Die Burschenschafts-Bewegung entstand in Deutschland seit 1815, griff dann aber weit über den deutschen Raum hinaus nach Mitteleuropa und zog Gründungen ähnlicher Studentengemeinschaften in Polen, Russland, Ungarn und im Baltikum nach sich. Alle heutigen deutschen Burschenschaftsverbände, besonders die Deutsche Burschenschaft, sehen sich in der Tradition der Urburschenschaft und fühlen sich dem Vaterlands-Prinzip verpflichtet.

Im Schriftverkehr wird „Burschenschaft“ oft mit "B!" abgekürzt.

Geschichte

Entstehung und Programm

Ausschnitt aus dem "Stamm-Buch" der Urburschenschaft in Jena, hier mit dem Eintrag von Heinrich von Gagern, dem späteren Präsidenten der Frankfurter Nationalversammlung

Die Burschenschaften entstanden nach den Befreiungskriegen gegen Napoleon. Dabei hatten viele Studenten u.a. im Lützowschen Freikorps mitgekämpft. Sie setzten sich danach in der Zeit des Vormärz für die Abschaffung der deutschen Kleinstaaterei, die Durchsetzung einer demokratischen Verfassung im Rahmen der Monarchie und die Schaffung eines großdeutschen Reiches zum Ziel.

Die 1815 in Jena gegründete Urburschenschaft bestand aus Gruppen mit nationalen, christlichen und freiheitlichen Ideen. Zu ihren geistigen Wegbereitern gehörten u.a. Ernst Moritz Arndt, "Turnvater" Friedrich Ludwig Jahn und Philosophen wie Johann Gottlieb Fichte.

Sie forderte mit den Werten "Ehre-Freiheit-Vaterland" staatsbürgerliche Verantwortung, ethnische Solidarität und individuelle Freiheitsrechte zugleich ein. Möglich war diese Synthese verschiedener Elemente durch den elitären Ansatz, der in erster Linie die Pflicht des Einzelnen, für das Ganze einzutreten, betonte.

- DATENTEIL
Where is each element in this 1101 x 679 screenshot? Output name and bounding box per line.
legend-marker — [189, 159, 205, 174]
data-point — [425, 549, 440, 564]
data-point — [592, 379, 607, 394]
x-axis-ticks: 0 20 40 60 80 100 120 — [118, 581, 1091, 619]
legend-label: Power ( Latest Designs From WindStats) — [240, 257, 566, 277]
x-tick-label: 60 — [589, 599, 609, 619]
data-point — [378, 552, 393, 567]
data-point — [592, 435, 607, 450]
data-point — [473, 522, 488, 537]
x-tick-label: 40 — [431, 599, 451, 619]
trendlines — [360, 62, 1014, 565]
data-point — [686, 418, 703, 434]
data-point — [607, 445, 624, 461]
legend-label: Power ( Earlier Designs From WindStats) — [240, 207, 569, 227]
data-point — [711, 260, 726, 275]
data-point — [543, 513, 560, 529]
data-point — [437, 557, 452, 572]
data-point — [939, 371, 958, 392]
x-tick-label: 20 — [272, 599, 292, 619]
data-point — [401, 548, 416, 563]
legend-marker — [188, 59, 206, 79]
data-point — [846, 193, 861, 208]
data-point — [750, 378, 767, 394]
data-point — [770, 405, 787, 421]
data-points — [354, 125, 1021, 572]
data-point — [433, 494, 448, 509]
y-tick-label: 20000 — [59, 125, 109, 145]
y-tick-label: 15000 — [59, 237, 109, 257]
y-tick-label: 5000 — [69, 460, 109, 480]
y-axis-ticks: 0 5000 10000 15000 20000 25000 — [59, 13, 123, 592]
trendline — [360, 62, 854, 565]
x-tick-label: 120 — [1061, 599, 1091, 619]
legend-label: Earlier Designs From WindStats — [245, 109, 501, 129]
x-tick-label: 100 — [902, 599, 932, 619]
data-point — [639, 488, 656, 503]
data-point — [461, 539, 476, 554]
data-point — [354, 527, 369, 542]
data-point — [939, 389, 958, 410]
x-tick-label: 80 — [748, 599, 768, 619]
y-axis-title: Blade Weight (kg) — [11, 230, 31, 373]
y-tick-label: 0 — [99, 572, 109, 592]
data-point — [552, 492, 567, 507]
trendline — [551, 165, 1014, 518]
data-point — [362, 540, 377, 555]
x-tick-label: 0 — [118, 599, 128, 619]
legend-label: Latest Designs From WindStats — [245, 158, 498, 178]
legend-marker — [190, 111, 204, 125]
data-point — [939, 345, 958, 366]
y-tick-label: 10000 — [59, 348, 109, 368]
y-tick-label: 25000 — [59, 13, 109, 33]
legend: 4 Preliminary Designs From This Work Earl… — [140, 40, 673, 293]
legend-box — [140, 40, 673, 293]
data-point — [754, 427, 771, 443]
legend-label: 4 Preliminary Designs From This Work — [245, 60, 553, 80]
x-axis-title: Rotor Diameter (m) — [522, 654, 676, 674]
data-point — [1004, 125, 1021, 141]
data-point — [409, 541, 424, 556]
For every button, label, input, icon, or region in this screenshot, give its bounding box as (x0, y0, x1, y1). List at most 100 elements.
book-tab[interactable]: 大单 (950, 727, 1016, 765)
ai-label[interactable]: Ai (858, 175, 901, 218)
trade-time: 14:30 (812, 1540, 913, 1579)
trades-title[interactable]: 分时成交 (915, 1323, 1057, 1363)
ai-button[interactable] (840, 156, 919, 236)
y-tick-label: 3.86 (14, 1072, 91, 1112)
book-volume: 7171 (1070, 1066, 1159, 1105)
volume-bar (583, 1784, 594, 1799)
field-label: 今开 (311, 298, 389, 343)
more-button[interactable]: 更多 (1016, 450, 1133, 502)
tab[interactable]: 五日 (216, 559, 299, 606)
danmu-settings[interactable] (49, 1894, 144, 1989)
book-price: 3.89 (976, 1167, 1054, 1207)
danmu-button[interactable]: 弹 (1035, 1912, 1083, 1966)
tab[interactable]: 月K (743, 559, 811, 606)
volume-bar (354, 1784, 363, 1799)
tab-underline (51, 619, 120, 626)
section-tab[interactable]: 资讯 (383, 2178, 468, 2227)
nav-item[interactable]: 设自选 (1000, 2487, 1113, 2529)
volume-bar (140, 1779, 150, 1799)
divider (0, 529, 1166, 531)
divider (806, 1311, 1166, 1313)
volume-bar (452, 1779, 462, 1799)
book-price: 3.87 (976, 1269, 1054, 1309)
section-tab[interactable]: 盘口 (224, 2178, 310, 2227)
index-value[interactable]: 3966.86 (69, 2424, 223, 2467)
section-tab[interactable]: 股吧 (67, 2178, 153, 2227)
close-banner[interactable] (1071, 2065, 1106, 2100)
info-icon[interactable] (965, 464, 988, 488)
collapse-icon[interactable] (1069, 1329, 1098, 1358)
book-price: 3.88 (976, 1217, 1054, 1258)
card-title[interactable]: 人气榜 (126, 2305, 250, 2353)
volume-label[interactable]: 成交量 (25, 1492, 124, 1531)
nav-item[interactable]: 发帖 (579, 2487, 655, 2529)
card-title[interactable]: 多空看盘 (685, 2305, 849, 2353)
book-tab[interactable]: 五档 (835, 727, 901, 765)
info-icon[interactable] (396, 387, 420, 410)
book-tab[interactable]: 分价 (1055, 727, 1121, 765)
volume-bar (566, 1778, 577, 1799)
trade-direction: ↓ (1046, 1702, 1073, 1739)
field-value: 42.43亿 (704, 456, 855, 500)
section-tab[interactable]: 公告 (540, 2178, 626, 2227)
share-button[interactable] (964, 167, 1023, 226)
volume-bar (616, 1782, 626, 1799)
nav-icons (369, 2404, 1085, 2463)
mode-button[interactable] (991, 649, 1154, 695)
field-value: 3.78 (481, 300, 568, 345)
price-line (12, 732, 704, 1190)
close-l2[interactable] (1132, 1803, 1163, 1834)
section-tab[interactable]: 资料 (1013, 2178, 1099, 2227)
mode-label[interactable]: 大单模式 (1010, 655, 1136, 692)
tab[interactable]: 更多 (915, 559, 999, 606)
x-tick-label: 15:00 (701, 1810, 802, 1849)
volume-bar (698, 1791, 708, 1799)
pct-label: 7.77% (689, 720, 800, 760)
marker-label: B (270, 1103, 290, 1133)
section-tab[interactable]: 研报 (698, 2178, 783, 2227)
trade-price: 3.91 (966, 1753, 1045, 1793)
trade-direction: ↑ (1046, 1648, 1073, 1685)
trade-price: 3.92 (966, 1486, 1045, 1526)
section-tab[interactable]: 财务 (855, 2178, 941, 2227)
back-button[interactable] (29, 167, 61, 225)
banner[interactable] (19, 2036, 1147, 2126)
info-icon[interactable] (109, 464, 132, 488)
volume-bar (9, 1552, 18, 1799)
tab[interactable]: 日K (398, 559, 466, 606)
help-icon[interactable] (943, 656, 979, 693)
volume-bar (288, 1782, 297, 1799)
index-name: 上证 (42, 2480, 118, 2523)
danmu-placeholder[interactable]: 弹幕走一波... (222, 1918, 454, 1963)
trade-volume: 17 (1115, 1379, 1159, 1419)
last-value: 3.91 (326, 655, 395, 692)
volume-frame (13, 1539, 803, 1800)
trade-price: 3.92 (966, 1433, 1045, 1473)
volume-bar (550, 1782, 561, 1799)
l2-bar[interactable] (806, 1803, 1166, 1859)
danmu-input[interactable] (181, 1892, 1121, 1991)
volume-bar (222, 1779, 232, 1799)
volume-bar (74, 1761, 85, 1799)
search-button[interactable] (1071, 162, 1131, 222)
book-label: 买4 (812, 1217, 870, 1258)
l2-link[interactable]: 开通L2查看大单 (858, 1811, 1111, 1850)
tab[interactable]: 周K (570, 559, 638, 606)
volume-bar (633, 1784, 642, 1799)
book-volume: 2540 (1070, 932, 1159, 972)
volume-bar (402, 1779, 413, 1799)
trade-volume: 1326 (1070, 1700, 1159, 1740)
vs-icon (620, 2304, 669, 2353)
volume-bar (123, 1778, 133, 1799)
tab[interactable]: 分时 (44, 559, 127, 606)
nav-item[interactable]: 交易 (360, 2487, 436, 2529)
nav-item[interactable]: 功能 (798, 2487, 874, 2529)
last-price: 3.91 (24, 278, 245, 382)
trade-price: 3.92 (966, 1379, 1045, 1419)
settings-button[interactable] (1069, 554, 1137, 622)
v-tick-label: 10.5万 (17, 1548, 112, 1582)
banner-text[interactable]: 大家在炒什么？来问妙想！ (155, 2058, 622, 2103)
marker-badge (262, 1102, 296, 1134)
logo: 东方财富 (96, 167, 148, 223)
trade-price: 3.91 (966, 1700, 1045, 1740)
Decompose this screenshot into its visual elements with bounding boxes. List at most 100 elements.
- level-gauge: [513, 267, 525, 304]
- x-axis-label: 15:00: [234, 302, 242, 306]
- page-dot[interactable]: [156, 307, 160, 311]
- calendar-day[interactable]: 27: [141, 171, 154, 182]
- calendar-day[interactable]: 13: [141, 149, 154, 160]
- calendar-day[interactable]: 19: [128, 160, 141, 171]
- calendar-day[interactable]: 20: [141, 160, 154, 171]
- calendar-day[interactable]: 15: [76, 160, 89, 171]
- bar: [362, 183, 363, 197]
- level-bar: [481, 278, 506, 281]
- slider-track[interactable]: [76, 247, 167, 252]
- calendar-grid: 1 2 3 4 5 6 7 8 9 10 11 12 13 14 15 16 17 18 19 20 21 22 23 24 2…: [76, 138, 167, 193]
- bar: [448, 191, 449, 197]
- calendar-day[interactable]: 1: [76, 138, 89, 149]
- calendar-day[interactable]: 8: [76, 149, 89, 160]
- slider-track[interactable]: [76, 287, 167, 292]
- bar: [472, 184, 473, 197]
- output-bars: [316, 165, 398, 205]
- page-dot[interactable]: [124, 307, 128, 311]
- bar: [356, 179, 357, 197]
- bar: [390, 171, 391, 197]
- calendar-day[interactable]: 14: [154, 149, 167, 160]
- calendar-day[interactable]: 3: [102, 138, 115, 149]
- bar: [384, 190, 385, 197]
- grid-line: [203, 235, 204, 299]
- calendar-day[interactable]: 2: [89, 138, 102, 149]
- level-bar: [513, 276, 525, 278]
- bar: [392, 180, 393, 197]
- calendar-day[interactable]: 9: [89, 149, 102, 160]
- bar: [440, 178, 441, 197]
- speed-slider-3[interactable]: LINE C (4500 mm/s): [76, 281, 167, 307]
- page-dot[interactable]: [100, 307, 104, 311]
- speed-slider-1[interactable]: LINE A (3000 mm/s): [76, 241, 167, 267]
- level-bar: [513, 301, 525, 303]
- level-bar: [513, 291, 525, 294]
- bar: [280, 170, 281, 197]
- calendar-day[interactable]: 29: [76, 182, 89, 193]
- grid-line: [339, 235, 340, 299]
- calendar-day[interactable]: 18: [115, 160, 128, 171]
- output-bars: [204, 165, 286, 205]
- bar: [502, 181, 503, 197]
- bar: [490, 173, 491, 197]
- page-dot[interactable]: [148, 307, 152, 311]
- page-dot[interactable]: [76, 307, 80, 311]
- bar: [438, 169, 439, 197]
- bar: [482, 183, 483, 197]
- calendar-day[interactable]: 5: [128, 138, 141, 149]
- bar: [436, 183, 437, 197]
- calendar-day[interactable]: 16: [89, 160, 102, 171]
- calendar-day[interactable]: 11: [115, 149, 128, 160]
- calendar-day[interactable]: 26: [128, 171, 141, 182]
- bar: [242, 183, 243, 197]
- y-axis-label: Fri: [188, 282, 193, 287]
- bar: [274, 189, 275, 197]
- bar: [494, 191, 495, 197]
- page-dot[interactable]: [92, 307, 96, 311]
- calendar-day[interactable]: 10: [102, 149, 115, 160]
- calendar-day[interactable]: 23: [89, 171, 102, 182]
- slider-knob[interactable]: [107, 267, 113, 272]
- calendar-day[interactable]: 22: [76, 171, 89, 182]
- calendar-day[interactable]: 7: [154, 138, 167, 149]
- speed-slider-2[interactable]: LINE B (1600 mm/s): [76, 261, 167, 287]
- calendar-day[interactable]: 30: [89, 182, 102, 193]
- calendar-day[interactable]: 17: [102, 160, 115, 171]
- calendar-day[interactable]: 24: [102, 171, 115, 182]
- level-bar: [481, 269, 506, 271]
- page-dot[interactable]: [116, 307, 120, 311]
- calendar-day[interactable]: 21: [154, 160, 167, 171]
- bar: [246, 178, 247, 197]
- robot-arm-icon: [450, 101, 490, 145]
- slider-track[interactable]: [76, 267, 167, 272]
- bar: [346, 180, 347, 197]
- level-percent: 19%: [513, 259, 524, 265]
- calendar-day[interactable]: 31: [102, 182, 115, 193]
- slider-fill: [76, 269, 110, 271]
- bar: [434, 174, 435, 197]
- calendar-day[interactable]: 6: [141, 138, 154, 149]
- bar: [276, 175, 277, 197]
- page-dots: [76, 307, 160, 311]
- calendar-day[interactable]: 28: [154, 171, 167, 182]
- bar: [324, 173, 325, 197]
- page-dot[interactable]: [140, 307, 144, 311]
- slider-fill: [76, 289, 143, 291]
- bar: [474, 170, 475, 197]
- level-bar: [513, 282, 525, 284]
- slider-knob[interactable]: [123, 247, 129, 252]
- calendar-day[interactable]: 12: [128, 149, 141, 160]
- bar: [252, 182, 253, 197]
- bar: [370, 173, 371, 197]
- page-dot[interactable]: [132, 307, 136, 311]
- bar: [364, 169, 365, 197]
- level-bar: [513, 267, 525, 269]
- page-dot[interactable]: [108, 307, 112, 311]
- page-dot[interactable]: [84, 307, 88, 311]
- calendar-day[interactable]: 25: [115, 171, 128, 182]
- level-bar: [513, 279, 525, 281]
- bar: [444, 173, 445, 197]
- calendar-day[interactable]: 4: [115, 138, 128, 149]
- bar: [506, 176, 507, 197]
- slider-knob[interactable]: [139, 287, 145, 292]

- GESTELLTE AUFGABE 1
In welcher Stadt wurde laut dem Text über die Burschenschaften 1815 die Urburschenschaft gegründet?
- GESTELLTE AUFGABE 2
Stimmen die folgenden Aussagen mit dem Text über die Burschenschaften überein? Antworte jeweils mit Ja oder Nein und zitiere die entscheidenden Worte.
(a) Die Burschenschaften entstanden vor den Befreiungskriegen gegen Napoleon.
(b) Im Schriftverkehr wird „Burschenschaft“ oft abgekürzt.
(c) Johann Gottlieb Fichte zählte zu den geistigen Wegbereitern der Urburschenschaft.
- GESTELLTE AUFGABE 3
Schreib den Text über die Geschichte der Burschenschaften im Anschluss an seinen letzten Satz weiter.
Das Material steht für sich und ist vom Text über die Burschenschaften getrennt.

- ERGEBNIS 1
In Jena.

- ERGEBNIS 2
(a) Nein: „Die Burschenschaften entstanden nach den Befreiungskriegen gegen Napoleon.“
(b) Ja: „oft mit "B!" abgekürzt“
(c) Ja: „Zu ihren geistigen Wegbereitern gehörten u.a. Ernst Moritz Arndt, "Turnvater" Friedrich Ludwig Jahn und Philosophen wie Johann Gottlieb Fichte.“

- ERGEBNIS 3
Auszug aus der Verfassungsurkunde der Jenaischen Burschenschaft vom 12. Juni 1815:

Erhoben von dem Gedanken an ein gemeinsames Vaterland, durchdrungen von der heiligen Pflicht, die jedem Deutschen obliegt, auf Belebung deutscher Art und deutschen Sinnes hinzuwirken, hierdurch deutsche Kraft und Zucht zu erwecken, mithin die vorige Ehre und Herrlichkeit unsres Volkes wieder fest zu gründen und es für immer gegen die schrecklichste aller Gefahren, gegen fremde Unterjochung und Despotenzwang zu schützen, ist ein Teil der Studierenden in Jena zusammengetreten und hat sich beredet, eine Verbindung unter dem Namen einer Burschenschaft zu gründen.


Der vaterländische Gedanke war die wichtigste Idee, für die sich sehr viele Studenten begeistern konnten. Um diese Gesinnung der ganzen Welt mitzuteilen, wurde am 17. Oktober 1817 auf der Wartburg bei Eisenach ein Burschenfest gefeiert, an dem etwa 600 Burschen aus ganz Deutschland teilnahmen.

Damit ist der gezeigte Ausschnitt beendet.